**Input rows**
◇ ◇ ◇ ◇ ◇

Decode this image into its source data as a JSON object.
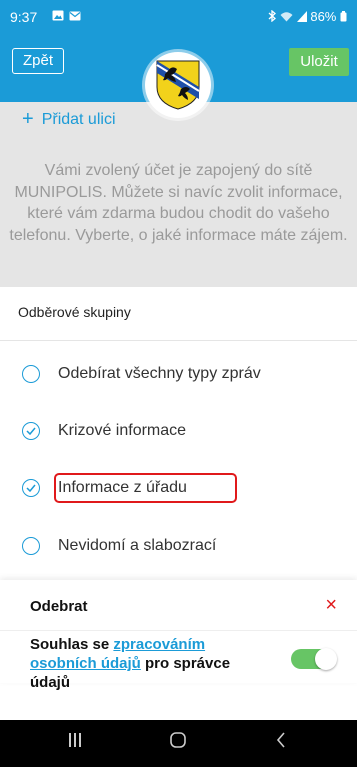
{
  "status_bar": {
    "time": "9:37",
    "battery": "86%"
  },
  "header": {
    "back_label": "Zpět",
    "save_label": "Uložit"
  },
  "add_street": {
    "plus": "+",
    "label": "Přidat ulici"
  },
  "info_text": "Vámi zvolený účet je zapojený do sítě MUNIPOLIS. Můžete si navíc zvolit informace, které vám zdarma budou chodit do vašeho telefonu. Vyberte, o jaké informace máte zájem.",
  "section_title": "Odběrové skupiny",
  "options": [
    {
      "label": "Odebírat všechny typy zpráv",
      "checked": false
    },
    {
      "label": "Krizové informace",
      "checked": true
    },
    {
      "label": "Informace z úřadu",
      "checked": true
    },
    {
      "label": "Nevidomí a slabozrací",
      "checked": false
    }
  ],
  "footer": {
    "unsubscribe_label": "Odebrat",
    "close_symbol": "×",
    "consent_prefix": "Souhlas se ",
    "consent_link": "zpracováním osobních údajů",
    "consent_suffix": " pro správce údajů",
    "consent_enabled": true
  },
  "colors": {
    "accent": "#1b9bd7",
    "save_green": "#67c565",
    "highlight_red": "#e0191b"
  },
  "icons": {
    "status_left": [
      "gallery-icon",
      "mail-icon"
    ],
    "status_right": [
      "bluetooth-icon",
      "wifi-icon",
      "signal-icon",
      "battery-icon"
    ],
    "nav": [
      "recents-icon",
      "home-icon",
      "back-icon"
    ]
  }
}
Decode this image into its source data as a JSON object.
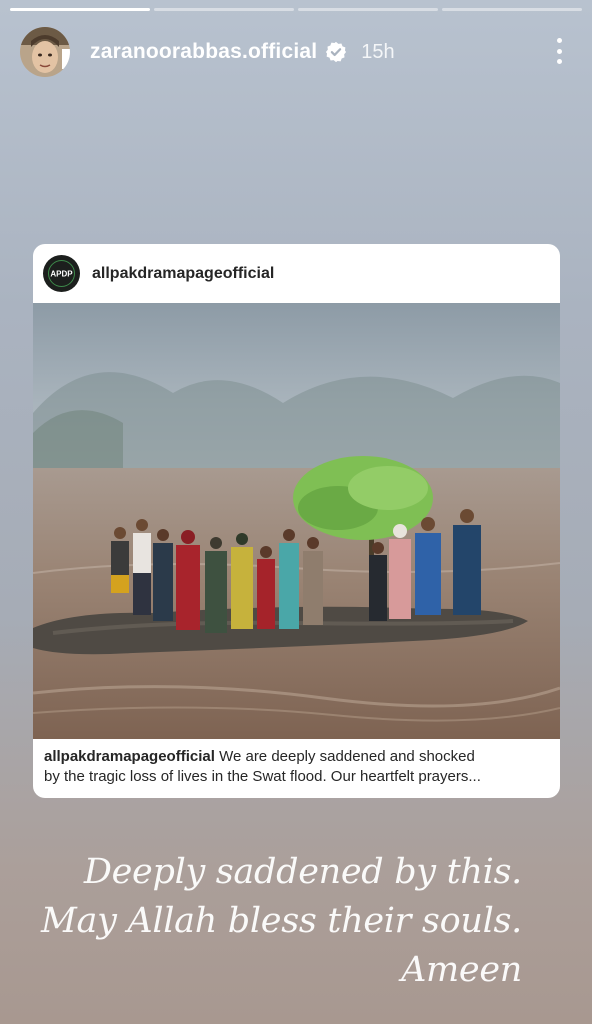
{
  "story": {
    "progress_segments": 4,
    "active_segment": 1,
    "username": "zaranoorabbas.official",
    "verified": true,
    "time_ago": "15h",
    "more_icon": "more-vertical-icon"
  },
  "shared_post": {
    "username": "allpakdramapageofficial",
    "logo_text": "APDP",
    "caption_user": "allpakdramapageofficial",
    "caption_line1": " We are deeply saddened and shocked",
    "caption_line2": "by the tragic loss of lives in the Swat flood. Our heartfelt prayers..."
  },
  "overlay_text": {
    "line1": "Deeply saddened by this.",
    "line2": "May Allah bless their souls.",
    "line3": "Ameen"
  },
  "colors": {
    "background_top": "#b8c2cf",
    "background_bottom": "#a89890",
    "text": "#ffffff",
    "card": "#ffffff",
    "flood_water": "#8a7060"
  }
}
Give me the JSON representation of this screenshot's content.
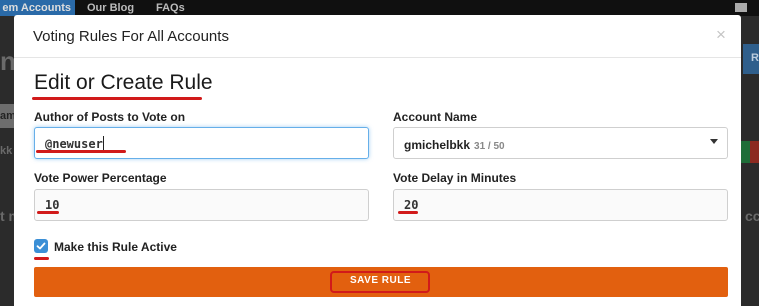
{
  "nav": {
    "items": [
      "em Accounts",
      "Our Blog",
      "FAQs"
    ],
    "mail_icon": "envelope-icon"
  },
  "background": {
    "heading_fragment": "n /",
    "row_label_fragment_1": "ame",
    "row_label_fragment_2": "kk",
    "left_fragment": "t m",
    "right_fragment": "cc",
    "right_button_fragment": "R"
  },
  "modal": {
    "title": "Voting Rules For All Accounts",
    "close_glyph": "×",
    "section_title": "Edit or Create Rule",
    "author_label": "Author of Posts to Vote on",
    "author_value": "@newuser",
    "account_label": "Account Name",
    "account_value": "gmichelbkk",
    "account_count": "31 / 50",
    "power_label": "Vote Power Percentage",
    "power_value": "10",
    "delay_label": "Vote Delay in Minutes",
    "delay_value": "20",
    "active_label": "Make this Rule Active",
    "active_checked": true,
    "save_label": "SAVE RULE"
  },
  "colors": {
    "accent_orange": "#e2600f",
    "annotation_red": "#d11a1a",
    "checkbox_blue": "#3b8fd6",
    "nav_active": "#2a6aa8"
  }
}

◇ ◇ ◇ ◇ ◇

**Direction**
Your copy should repeat each entry above exactly but contain no pictures.

**Reply**
Decode this image into its source data as a JSON object.
{
  "status_bar": {
    "time": "9:37",
    "battery": "86%"
  },
  "header": {
    "back_label": "Zpět",
    "save_label": "Uložit"
  },
  "add_street": {
    "plus": "+",
    "label": "Přidat ulici"
  },
  "info_text": "Vámi zvolený účet je zapojený do sítě MUNIPOLIS. Můžete si navíc zvolit informace, které vám zdarma budou chodit do vašeho telefonu. Vyberte, o jaké informace máte zájem.",
  "section_title": "Odběrové skupiny",
  "options": [
    {
      "label": "Odebírat všechny typy zpráv",
      "checked": false
    },
    {
      "label": "Krizové informace",
      "checked": true
    },
    {
      "label": "Informace z úřadu",
      "checked": true
    },
    {
      "label": "Nevidomí a slabozrací",
      "checked": false
    }
  ],
  "footer": {
    "unsubscribe_label": "Odebrat",
    "close_symbol": "×",
    "consent_prefix": "Souhlas se ",
    "consent_link": "zpracováním osobních údajů",
    "consent_suffix": " pro správce údajů",
    "consent_enabled": true
  },
  "colors": {
    "accent": "#1b9bd7",
    "save_green": "#67c565",
    "highlight_red": "#e0191b"
  },
  "icons": {
    "status_left": [
      "gallery-icon",
      "mail-icon"
    ],
    "status_right": [
      "bluetooth-icon",
      "wifi-icon",
      "signal-icon",
      "battery-icon"
    ],
    "nav": [
      "recents-icon",
      "home-icon",
      "back-icon"
    ]
  }
}
Decode this image into its source data as a JSON object.
{
  "story": {
    "progress_segments": 4,
    "active_segment": 1,
    "username": "zaranoorabbas.official",
    "verified": true,
    "time_ago": "15h",
    "more_icon": "more-vertical-icon"
  },
  "shared_post": {
    "username": "allpakdramapageofficial",
    "logo_text": "APDP",
    "caption_user": "allpakdramapageofficial",
    "caption_line1": " We are deeply saddened and shocked",
    "caption_line2": "by the tragic loss of lives in the Swat flood. Our heartfelt prayers..."
  },
  "overlay_text": {
    "line1": "Deeply saddened by this.",
    "line2": "May Allah bless their souls.",
    "line3": "Ameen"
  },
  "colors": {
    "background_top": "#b8c2cf",
    "background_bottom": "#a89890",
    "text": "#ffffff",
    "card": "#ffffff",
    "flood_water": "#8a7060"
  }
}
Give me the JSON representation of this screenshot's content.
{
  "nav": {
    "items": [
      "em Accounts",
      "Our Blog",
      "FAQs"
    ],
    "mail_icon": "envelope-icon"
  },
  "background": {
    "heading_fragment": "n /",
    "row_label_fragment_1": "ame",
    "row_label_fragment_2": "kk",
    "left_fragment": "t m",
    "right_fragment": "cc",
    "right_button_fragment": "R"
  },
  "modal": {
    "title": "Voting Rules For All Accounts",
    "close_glyph": "×",
    "section_title": "Edit or Create Rule",
    "author_label": "Author of Posts to Vote on",
    "author_value": "@newuser",
    "account_label": "Account Name",
    "account_value": "gmichelbkk",
    "account_count": "31 / 50",
    "power_label": "Vote Power Percentage",
    "power_value": "10",
    "delay_label": "Vote Delay in Minutes",
    "delay_value": "20",
    "active_label": "Make this Rule Active",
    "active_checked": true,
    "save_label": "SAVE RULE"
  },
  "colors": {
    "accent_orange": "#e2600f",
    "annotation_red": "#d11a1a",
    "checkbox_blue": "#3b8fd6",
    "nav_active": "#2a6aa8"
  }
}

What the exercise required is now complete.